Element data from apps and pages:
===
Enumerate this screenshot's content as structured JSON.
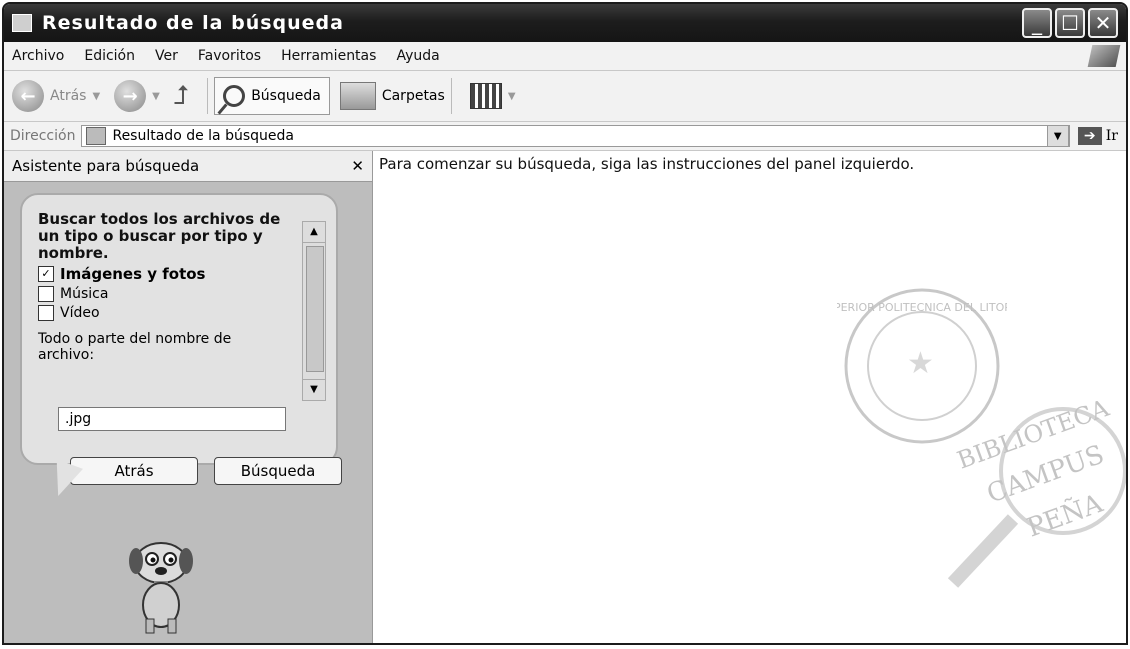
{
  "window": {
    "title": "Resultado de la búsqueda",
    "controls": {
      "minimize": "_",
      "maximize": "☐",
      "close": "✕"
    }
  },
  "menubar": {
    "items": [
      "Archivo",
      "Edición",
      "Ver",
      "Favoritos",
      "Herramientas",
      "Ayuda"
    ]
  },
  "toolbar": {
    "back_label": "Atrás",
    "search_label": "Búsqueda",
    "folders_label": "Carpetas"
  },
  "address_bar": {
    "label": "Dirección",
    "value": "Resultado de la búsqueda",
    "go_label": "Ir"
  },
  "search_pane": {
    "title": "Asistente para búsqueda",
    "heading": "Buscar todos los archivos de un tipo o buscar por tipo y nombre.",
    "options": [
      {
        "label": "Imágenes y fotos",
        "checked": true
      },
      {
        "label": "Música",
        "checked": false
      },
      {
        "label": "Vídeo",
        "checked": false
      }
    ],
    "filename_label": "Todo o parte del nombre de archivo:",
    "filename_value": ".jpg",
    "back_button": "Atrás",
    "search_button": "Búsqueda"
  },
  "main": {
    "message": "Para comenzar su búsqueda, siga las instrucciones del panel izquierdo."
  },
  "watermark": {
    "seal_text": "SUPERIOR POLITECNICA DEL LITORAL",
    "stamp_lines": [
      "BIBLIOTECA",
      "CAMPUS",
      "PEÑA"
    ]
  }
}
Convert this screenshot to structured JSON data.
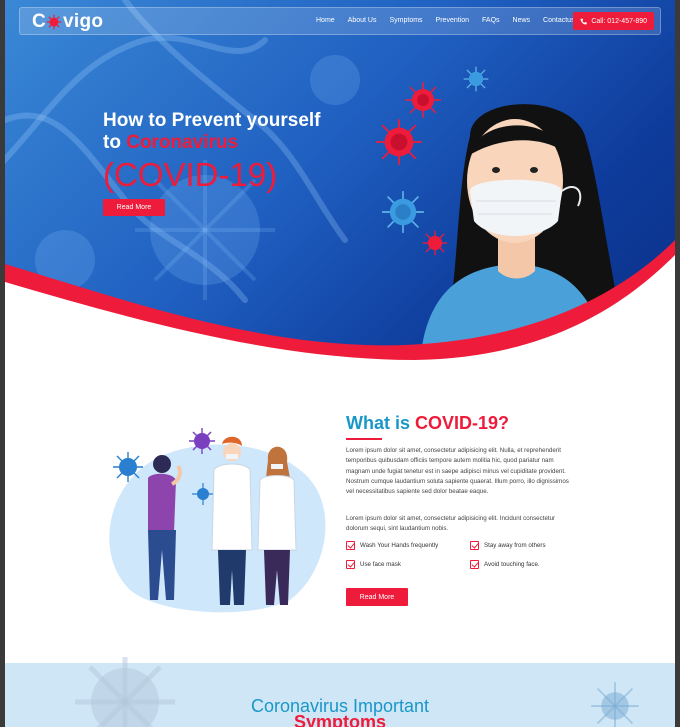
===
Assigned task:
Each line of the entries above that has the word "this" is to be copied.

Written reply:
Enumerate this screenshot's content as structured JSON.
Convert this screenshot to structured JSON data.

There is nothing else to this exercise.